**AIM**
Identify the lines bearing the string "value" and gather them.

**INPUT DATA**
[START]

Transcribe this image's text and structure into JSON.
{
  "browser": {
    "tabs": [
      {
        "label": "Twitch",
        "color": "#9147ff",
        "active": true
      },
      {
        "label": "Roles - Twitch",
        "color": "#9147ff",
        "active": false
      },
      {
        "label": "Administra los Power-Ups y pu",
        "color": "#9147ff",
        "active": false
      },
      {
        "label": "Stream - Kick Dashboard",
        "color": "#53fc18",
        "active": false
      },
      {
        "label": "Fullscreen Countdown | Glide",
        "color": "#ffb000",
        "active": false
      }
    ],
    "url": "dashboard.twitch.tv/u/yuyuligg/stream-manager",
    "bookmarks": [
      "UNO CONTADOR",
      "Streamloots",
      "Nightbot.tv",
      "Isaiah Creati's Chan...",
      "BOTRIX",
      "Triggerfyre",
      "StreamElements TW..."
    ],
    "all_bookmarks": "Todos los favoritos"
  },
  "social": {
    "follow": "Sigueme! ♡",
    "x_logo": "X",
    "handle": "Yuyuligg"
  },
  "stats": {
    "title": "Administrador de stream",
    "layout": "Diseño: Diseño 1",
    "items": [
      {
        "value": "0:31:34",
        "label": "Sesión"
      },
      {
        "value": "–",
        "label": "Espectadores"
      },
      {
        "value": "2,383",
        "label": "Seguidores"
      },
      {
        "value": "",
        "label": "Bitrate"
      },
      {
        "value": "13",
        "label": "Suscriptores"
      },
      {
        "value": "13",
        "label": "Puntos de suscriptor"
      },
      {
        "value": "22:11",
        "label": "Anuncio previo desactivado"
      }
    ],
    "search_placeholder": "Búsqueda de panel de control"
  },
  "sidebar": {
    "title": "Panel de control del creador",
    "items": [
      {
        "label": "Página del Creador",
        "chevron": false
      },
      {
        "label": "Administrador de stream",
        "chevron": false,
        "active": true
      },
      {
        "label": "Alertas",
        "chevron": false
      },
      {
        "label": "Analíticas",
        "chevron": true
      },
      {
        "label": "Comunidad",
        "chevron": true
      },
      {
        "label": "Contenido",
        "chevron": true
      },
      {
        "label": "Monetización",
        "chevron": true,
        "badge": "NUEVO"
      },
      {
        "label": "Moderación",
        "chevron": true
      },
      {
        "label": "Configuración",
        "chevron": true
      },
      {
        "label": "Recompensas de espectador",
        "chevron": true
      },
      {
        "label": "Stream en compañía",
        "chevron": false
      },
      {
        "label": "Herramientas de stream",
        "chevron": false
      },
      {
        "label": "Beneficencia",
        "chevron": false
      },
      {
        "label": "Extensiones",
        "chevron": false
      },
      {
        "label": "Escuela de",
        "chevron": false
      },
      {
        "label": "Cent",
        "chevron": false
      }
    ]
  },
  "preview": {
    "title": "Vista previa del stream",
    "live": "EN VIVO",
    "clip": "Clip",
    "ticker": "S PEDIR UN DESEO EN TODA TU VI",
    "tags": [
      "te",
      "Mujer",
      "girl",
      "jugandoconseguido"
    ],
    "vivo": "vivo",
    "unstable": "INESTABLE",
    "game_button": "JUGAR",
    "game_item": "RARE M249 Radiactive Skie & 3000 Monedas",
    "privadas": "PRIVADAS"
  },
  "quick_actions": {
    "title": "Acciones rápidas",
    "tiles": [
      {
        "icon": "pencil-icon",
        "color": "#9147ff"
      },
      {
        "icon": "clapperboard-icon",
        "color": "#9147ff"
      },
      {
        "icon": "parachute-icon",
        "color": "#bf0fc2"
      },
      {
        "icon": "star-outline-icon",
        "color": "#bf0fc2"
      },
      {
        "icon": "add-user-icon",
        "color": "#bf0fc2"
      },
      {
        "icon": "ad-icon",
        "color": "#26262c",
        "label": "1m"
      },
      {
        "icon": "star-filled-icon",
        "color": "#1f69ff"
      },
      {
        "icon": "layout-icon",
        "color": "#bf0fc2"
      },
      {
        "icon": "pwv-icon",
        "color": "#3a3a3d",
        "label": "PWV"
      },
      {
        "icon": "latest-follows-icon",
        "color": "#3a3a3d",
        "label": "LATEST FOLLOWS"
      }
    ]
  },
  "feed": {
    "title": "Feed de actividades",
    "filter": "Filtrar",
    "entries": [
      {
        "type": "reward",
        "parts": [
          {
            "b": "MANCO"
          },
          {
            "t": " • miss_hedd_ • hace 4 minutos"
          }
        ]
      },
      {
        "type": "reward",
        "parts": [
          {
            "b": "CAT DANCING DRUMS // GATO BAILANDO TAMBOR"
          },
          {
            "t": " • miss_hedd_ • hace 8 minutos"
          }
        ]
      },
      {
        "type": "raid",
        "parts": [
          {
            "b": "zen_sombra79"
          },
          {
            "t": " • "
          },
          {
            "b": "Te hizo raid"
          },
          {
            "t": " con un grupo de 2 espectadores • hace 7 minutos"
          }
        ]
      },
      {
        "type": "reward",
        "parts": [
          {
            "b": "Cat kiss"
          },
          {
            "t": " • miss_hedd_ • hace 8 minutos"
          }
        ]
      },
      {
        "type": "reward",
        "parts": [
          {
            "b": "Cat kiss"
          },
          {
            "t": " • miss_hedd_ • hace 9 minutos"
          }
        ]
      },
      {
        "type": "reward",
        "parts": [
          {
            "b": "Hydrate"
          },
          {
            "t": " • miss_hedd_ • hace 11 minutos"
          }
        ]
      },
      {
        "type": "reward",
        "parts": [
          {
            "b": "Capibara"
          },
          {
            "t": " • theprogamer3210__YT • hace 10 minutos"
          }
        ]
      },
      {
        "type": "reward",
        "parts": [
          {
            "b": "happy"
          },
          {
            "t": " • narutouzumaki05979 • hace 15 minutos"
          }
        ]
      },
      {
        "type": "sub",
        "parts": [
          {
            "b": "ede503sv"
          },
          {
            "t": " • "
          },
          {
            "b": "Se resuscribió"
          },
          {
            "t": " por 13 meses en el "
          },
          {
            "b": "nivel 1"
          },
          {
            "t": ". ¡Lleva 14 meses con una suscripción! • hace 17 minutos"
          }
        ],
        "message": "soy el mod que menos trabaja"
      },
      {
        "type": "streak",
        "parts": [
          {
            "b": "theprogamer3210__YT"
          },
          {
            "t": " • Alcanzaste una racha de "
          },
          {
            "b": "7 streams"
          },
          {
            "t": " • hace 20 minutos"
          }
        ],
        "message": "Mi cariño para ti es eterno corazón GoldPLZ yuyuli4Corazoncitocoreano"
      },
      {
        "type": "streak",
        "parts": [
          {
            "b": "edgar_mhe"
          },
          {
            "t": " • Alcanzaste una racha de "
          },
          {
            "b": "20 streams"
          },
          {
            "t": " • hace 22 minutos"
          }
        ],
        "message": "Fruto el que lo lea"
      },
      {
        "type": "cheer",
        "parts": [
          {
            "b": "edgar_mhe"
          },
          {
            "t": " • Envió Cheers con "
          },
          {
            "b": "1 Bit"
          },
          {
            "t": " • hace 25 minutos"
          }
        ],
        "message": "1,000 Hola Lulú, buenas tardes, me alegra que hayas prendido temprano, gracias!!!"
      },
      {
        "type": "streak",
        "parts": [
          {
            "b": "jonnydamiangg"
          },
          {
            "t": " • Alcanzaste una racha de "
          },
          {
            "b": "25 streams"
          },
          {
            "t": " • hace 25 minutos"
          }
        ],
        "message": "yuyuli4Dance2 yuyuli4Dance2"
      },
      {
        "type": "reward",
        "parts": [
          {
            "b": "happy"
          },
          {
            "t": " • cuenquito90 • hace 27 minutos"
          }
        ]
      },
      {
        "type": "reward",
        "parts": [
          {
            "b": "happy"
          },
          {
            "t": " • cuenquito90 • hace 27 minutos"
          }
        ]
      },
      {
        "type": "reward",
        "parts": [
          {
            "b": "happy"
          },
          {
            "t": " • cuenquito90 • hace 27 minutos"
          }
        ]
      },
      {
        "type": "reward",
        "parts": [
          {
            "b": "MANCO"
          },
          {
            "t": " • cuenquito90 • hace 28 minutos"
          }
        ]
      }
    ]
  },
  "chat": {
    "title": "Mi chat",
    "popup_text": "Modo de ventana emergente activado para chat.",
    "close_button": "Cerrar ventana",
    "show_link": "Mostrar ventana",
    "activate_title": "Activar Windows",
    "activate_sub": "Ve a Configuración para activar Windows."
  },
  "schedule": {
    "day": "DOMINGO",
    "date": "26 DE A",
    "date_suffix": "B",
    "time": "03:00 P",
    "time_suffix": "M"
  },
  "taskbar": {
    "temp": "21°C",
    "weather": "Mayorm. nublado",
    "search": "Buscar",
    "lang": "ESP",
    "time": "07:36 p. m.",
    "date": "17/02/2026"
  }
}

[END]

**SOLVED PROBLEM**
        "value": "0:31:34",
        "value": "–",
        "value": "2,383",
        "value": "",
        "value": "13",
        "value": "13",
        "value": "22:11",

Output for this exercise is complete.